### Exercise prompt
Every line from the line containing "What's the underlying" through the final line of the data is to be printed exactly; no other line is to appear.

### Input
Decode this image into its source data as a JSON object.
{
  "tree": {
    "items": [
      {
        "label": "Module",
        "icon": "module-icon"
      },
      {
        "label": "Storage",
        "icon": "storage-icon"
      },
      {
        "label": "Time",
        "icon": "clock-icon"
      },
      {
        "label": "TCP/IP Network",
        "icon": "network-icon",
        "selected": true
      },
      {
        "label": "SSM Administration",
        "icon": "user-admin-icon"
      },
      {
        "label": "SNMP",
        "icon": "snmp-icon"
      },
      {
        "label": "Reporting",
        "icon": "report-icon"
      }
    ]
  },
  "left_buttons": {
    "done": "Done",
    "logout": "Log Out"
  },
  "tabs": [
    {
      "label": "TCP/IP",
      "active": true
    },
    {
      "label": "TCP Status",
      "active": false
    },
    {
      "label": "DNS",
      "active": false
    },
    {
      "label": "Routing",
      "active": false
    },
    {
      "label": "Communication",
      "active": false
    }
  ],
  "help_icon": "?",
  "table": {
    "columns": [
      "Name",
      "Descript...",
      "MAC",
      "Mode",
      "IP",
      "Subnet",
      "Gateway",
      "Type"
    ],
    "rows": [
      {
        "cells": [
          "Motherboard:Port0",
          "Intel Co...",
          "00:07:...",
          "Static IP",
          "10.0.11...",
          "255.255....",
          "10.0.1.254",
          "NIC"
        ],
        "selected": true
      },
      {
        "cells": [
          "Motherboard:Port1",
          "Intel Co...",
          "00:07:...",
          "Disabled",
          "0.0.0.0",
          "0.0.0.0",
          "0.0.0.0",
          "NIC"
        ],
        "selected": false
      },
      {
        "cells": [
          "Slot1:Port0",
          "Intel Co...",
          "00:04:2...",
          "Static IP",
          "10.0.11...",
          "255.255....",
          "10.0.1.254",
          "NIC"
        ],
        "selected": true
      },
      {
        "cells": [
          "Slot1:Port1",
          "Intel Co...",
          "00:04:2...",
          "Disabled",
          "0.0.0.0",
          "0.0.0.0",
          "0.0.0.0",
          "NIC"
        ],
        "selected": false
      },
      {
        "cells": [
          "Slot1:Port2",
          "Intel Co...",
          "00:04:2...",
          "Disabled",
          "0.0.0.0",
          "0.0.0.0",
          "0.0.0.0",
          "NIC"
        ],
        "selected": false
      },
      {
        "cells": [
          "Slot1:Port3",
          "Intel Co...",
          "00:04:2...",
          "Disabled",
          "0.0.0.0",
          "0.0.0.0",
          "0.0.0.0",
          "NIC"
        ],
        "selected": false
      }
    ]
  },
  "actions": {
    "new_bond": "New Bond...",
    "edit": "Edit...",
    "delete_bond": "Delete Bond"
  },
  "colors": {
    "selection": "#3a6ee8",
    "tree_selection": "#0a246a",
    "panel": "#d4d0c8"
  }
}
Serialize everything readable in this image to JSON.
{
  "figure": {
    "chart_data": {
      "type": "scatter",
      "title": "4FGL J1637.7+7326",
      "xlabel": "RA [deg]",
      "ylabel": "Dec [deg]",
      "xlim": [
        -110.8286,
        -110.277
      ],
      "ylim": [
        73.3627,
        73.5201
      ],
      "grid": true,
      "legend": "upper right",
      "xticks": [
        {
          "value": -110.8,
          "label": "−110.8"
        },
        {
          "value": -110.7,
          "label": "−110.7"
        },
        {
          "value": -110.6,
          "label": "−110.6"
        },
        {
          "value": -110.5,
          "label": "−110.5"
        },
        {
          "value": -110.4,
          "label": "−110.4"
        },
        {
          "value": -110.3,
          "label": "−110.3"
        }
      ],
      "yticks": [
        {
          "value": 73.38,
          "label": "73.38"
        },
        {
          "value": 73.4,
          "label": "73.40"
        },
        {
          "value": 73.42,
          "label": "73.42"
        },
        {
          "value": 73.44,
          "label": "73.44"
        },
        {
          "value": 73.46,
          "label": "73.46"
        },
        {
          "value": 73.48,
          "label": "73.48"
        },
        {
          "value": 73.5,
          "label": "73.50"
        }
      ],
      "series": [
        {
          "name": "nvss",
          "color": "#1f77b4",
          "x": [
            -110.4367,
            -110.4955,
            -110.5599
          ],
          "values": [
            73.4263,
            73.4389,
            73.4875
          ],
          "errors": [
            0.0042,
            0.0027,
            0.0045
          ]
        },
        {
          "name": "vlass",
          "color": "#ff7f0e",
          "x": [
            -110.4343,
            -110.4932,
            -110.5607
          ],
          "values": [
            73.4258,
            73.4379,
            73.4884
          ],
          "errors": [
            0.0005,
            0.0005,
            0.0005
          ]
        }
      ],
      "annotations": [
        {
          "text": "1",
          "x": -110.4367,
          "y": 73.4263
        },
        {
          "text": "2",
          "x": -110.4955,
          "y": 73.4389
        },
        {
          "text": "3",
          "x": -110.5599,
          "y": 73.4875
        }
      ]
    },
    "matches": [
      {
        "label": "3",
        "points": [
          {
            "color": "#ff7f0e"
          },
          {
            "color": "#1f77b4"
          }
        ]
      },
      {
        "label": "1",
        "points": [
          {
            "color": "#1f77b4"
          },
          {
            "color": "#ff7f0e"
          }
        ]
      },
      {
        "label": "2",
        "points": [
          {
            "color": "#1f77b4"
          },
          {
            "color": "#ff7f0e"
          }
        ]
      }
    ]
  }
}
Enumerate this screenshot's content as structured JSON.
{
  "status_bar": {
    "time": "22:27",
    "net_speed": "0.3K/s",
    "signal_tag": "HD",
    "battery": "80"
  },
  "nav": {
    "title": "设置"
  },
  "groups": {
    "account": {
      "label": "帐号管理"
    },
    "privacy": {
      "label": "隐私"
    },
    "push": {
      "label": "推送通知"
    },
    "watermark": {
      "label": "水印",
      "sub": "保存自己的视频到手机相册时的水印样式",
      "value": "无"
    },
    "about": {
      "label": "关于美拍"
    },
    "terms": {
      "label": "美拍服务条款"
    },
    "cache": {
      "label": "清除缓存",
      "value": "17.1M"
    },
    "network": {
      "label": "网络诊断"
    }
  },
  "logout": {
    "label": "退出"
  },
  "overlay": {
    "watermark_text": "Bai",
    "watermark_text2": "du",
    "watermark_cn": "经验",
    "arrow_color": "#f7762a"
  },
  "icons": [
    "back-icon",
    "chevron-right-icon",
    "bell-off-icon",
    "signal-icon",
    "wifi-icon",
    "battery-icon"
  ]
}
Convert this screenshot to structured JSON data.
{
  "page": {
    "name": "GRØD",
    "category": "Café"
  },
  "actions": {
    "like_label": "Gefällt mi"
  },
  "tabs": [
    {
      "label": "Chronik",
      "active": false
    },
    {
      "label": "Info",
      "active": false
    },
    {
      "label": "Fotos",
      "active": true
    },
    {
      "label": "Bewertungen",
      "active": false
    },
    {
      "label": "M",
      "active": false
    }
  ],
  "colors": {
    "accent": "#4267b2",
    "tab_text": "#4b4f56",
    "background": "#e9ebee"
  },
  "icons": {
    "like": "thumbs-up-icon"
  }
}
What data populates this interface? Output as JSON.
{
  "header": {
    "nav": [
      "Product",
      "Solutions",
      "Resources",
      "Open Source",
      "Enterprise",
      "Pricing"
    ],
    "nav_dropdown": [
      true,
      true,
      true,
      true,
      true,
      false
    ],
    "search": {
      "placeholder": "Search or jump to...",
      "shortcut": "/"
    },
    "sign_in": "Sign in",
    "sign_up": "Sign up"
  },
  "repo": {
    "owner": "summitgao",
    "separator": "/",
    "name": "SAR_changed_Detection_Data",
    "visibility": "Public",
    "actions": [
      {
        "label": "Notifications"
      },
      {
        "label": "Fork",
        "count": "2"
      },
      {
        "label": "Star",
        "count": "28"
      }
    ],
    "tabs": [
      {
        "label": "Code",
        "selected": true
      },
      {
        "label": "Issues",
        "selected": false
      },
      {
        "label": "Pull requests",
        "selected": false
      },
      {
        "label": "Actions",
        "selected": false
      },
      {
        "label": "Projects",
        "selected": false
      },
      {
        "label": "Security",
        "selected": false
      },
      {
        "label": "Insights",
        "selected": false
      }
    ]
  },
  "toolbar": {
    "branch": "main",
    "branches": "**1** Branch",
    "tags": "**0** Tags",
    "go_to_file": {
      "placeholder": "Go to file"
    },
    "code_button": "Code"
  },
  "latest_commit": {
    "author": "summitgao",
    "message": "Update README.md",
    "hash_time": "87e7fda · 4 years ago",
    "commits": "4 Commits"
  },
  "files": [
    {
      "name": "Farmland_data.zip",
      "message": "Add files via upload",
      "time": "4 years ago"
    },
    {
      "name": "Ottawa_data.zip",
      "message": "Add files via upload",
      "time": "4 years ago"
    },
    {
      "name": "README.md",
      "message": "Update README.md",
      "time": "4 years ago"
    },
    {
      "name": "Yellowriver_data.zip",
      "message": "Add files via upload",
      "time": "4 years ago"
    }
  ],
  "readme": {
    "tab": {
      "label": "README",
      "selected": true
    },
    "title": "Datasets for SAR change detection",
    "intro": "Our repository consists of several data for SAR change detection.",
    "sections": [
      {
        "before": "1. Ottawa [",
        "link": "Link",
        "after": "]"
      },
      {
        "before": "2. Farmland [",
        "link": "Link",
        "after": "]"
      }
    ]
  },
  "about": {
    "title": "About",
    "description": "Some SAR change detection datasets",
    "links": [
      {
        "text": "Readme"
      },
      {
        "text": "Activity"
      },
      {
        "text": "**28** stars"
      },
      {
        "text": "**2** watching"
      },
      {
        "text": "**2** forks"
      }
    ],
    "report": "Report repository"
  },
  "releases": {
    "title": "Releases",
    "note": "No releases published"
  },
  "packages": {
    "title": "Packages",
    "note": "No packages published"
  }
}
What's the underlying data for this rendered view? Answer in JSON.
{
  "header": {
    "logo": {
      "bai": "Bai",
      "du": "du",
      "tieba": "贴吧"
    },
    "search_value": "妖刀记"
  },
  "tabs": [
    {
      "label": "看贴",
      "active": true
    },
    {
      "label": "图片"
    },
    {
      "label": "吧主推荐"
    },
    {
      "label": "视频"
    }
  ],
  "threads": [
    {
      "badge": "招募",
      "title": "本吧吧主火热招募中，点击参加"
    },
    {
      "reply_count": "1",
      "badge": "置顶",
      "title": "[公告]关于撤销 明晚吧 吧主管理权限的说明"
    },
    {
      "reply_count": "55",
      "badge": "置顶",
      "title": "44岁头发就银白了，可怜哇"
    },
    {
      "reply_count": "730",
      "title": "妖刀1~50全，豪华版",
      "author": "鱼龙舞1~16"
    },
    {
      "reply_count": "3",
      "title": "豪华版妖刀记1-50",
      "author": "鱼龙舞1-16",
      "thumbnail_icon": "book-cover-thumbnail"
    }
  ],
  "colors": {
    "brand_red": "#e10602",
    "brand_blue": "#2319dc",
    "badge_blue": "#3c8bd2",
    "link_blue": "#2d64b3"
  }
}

### Solution to this exercise
What's the underlying data for this rendered view? Answer in JSON.
{
  "header": {
    "logo": {
      "bai": "Bai",
      "du": "du",
      "tieba": "贴吧"
    },
    "search_value": "妖刀记"
  },
  "tabs": [
    {
      "label": "看贴",
      "active": true
    },
    {
      "label": "图片"
    },
    {
      "label": "吧主推荐"
    },
    {
      "label": "视频"
    }
  ],
  "threads": [
    {
      "badge": "招募",
      "title": "本吧吧主火热招募中，点击参加"
    },
    {
      "reply_count": "1",
      "badge": "置顶",
      "title": "[公告]关于撤销 明晚吧 吧主管理权限的说明"
    },
    {
      "reply_count": "55",
      "badge": "置顶",
      "title": "44岁头发就银白了，可怜哇"
    },
    {
      "reply_count": "730",
      "title": "妖刀1~50全，豪华版",
      "author": "鱼龙舞1~16"
    },
    {
      "reply_count": "3",
      "title": "豪华版妖刀记1-50",
      "author": "鱼龙舞1-16",
      "thumbnail_icon": "book-cover-thumbnail"
    }
  ],
  "colors": {
    "brand_red": "#e10602",
    "brand_blue": "#2319dc",
    "badge_blue": "#3c8bd2",
    "link_blue": "#2d64b3"
  }
}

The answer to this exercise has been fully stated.